** Begin **

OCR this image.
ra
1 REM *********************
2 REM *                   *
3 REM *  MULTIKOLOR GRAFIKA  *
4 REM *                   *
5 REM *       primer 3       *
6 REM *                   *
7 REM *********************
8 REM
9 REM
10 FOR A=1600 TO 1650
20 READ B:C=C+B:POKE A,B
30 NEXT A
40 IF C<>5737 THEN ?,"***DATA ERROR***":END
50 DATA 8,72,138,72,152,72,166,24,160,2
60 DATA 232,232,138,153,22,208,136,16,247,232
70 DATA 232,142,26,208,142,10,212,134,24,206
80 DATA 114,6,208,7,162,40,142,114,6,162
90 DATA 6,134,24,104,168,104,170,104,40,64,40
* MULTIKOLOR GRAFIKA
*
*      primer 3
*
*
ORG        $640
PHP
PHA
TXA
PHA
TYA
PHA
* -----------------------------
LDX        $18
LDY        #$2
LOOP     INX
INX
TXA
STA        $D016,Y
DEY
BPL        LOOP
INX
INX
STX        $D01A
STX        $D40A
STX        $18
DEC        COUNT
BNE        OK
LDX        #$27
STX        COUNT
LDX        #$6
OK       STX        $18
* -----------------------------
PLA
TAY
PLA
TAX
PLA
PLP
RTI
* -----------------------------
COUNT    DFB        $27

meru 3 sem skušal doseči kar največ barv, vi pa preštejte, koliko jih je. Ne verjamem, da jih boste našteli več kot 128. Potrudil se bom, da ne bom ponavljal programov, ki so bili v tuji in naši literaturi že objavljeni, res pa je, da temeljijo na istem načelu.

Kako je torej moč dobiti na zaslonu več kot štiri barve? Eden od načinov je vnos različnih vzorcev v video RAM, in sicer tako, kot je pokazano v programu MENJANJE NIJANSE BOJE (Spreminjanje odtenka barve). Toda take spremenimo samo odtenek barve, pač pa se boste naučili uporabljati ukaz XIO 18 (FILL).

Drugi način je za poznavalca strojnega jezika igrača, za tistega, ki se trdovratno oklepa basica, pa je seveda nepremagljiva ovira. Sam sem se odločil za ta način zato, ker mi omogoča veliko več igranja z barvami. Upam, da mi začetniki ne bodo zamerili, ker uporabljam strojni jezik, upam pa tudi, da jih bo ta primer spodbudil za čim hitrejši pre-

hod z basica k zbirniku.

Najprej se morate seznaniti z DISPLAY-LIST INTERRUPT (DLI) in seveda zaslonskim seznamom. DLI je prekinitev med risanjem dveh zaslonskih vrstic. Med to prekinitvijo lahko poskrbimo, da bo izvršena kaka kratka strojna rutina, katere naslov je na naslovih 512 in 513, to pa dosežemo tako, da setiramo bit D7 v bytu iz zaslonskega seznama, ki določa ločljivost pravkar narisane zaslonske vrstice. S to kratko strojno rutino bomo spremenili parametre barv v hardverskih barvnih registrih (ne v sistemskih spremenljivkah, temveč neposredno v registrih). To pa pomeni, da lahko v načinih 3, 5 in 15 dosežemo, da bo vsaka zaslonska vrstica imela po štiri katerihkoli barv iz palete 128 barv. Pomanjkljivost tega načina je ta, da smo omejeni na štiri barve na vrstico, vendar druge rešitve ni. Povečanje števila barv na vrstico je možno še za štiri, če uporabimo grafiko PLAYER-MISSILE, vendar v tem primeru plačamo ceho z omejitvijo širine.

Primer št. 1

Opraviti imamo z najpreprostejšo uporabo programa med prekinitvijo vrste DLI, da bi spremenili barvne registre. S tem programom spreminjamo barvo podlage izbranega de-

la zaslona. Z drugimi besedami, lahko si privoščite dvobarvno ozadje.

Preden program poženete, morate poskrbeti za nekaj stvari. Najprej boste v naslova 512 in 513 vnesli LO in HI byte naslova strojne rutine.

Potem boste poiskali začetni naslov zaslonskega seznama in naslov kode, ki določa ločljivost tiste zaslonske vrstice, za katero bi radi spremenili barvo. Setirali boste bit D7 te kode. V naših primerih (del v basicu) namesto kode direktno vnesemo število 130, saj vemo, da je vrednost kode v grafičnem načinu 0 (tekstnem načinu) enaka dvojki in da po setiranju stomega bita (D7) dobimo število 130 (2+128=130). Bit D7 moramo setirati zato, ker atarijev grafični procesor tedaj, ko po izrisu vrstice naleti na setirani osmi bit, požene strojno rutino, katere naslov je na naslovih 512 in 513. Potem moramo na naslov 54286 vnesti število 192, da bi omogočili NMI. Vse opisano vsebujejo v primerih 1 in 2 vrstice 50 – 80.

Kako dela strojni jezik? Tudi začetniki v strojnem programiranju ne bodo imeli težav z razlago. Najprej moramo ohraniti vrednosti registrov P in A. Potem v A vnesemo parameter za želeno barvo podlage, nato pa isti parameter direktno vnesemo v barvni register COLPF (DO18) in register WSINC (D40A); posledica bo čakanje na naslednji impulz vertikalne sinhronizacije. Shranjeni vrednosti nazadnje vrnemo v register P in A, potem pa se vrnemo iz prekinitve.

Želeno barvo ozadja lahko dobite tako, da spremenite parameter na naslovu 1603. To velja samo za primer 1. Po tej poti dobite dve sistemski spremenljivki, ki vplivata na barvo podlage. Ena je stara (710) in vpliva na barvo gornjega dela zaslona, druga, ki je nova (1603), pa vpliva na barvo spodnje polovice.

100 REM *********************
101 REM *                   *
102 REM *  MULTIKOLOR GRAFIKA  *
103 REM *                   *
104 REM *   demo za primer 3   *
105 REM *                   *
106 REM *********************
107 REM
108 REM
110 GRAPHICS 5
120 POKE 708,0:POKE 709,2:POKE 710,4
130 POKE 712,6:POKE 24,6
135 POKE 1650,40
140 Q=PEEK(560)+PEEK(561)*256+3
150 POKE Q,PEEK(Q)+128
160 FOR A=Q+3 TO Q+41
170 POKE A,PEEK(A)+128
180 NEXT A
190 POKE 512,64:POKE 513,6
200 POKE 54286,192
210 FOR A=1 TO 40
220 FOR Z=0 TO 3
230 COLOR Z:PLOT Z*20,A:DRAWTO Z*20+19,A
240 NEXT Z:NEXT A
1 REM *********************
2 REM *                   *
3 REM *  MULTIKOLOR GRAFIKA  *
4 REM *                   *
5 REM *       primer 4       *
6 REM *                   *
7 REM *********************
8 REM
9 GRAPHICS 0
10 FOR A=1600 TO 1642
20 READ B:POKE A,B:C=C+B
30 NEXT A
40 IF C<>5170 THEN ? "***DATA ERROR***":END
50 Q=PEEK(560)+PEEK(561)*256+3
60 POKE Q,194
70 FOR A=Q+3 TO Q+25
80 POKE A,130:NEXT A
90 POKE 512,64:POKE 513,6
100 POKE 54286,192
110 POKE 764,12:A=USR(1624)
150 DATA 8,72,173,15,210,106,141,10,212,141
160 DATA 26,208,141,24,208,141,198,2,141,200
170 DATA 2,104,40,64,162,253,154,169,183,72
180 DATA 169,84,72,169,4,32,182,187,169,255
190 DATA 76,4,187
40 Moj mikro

** End **

**Goal of the exercise:** What is the number of lines in this material that hold the string "MULTIKOLOR"? Answer with that number only.

**Result below:** 4